## Source
* BEGIN *

The RCA process requires a hands-on process of interviews, inspections, testing, and evaluations that can only be done in the plant or in the field. Theoretical evaluations have their place, but to use the RCA process effectively, the investigators must clearly understand the design and operating dynamics of the investigated system, confirm any and all factors, assumptions or hypotheses that may be offered by those involved in the event being investigated.

Effective use of RCA requires discipline and consistency. Each investigation must be thorough and each of the steps defined in the process must be followed. Perhaps the most difficult part of the analysis is separating fact from fiction. Human nature dictates that everyone involved with a business or work process or with an asset-centric system is conditioned by his or her experience and their natural tendency is to filter input data based on this conditioning. This includes the investigator. However, this often causes preconceived ideas and perceptions that destroy the effectiveness of the RCA process.

It is important for the investigator or investigating team to put aside their perceptions, base the analysis on pure fact, and not assume anything. Any assumptions that enter the analysis process through interviews and other data-gathering processes should be clearly stated. If the assumptions cannot be confirmed or proven, they must be discarded.

The practice of RCA is predicated on the belief that problems are best prevented by correcting them or eliminating the causal factors that lead up to them before they happen.

* END *

## What you have to do
Repeat the passage on root cause analysis word for word, starting with "The practice of" and going on through "before they happen.".

## Provided data

* BEGIN *

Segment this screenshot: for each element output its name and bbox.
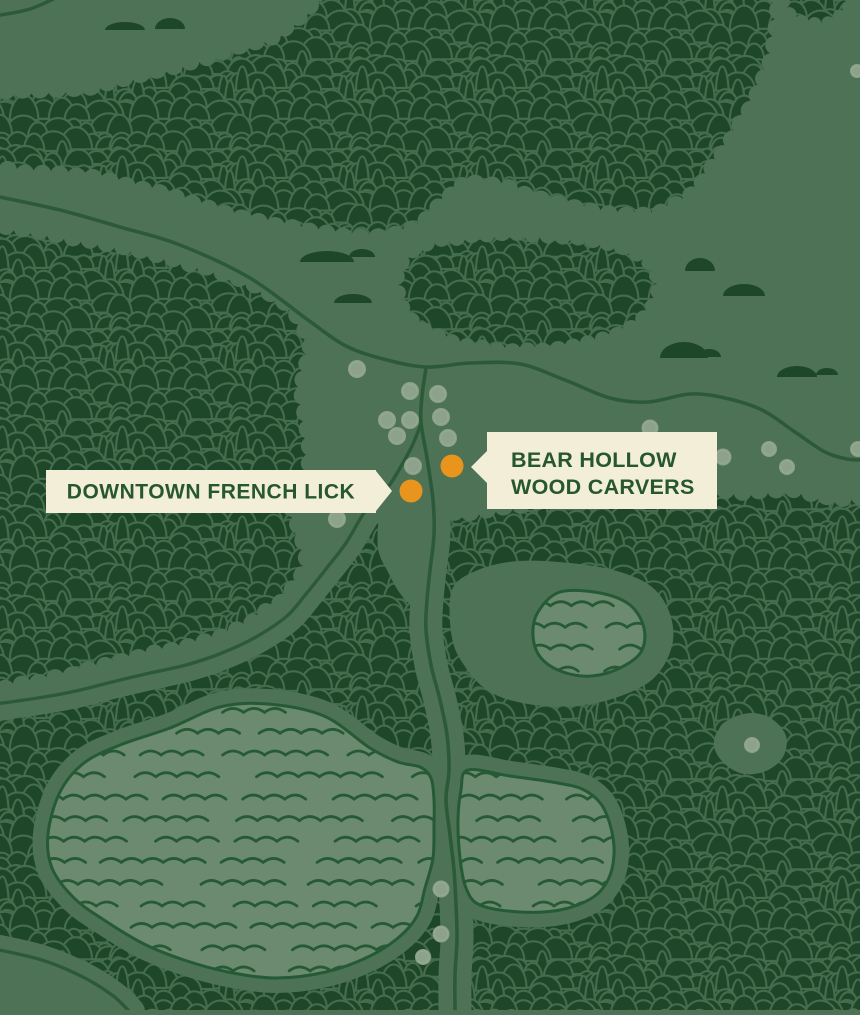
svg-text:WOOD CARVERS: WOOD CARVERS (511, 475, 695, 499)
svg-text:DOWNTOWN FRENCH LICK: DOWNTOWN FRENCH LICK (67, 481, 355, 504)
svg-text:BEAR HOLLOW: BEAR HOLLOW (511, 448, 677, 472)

* END *
* BEGIN *

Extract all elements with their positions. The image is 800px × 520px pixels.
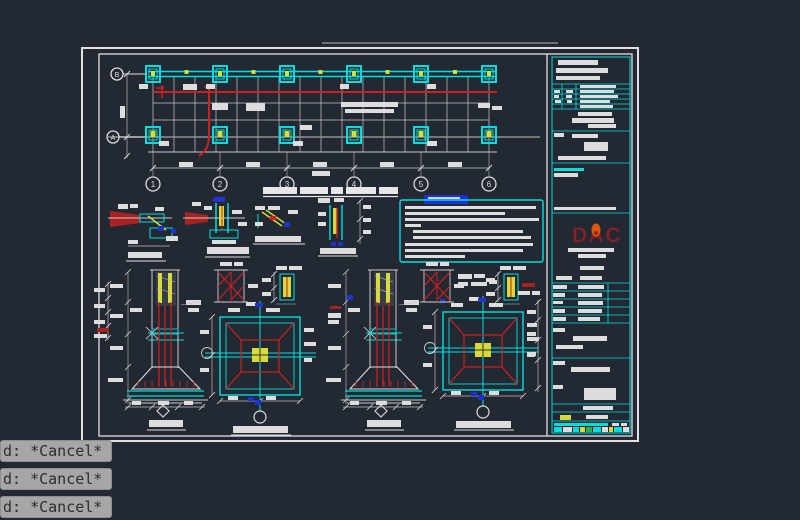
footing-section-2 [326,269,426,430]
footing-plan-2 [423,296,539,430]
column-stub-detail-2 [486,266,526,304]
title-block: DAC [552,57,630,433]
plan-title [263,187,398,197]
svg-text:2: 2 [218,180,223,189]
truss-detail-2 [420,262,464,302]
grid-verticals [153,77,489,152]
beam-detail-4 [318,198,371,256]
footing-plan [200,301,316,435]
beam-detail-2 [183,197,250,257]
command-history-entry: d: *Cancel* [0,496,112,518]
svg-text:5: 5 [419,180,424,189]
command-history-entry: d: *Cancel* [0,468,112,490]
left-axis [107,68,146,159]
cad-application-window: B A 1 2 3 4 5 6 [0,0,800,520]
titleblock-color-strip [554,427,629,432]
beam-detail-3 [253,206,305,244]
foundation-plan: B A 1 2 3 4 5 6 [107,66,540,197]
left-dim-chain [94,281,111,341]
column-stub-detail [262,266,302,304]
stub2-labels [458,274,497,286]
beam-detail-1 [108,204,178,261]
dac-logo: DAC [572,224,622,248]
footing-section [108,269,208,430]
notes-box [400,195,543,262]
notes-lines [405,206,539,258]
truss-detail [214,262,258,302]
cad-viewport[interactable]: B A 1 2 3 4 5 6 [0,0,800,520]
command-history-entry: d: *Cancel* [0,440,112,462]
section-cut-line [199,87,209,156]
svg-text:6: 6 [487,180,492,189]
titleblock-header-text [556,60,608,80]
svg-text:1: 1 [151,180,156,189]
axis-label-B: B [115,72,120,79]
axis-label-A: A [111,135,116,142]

* END *

## Completed task
The practice of RCA is predicated on the belief that problems are best prevented by correcting them or eliminating the causal factors that lead up to them before they happen.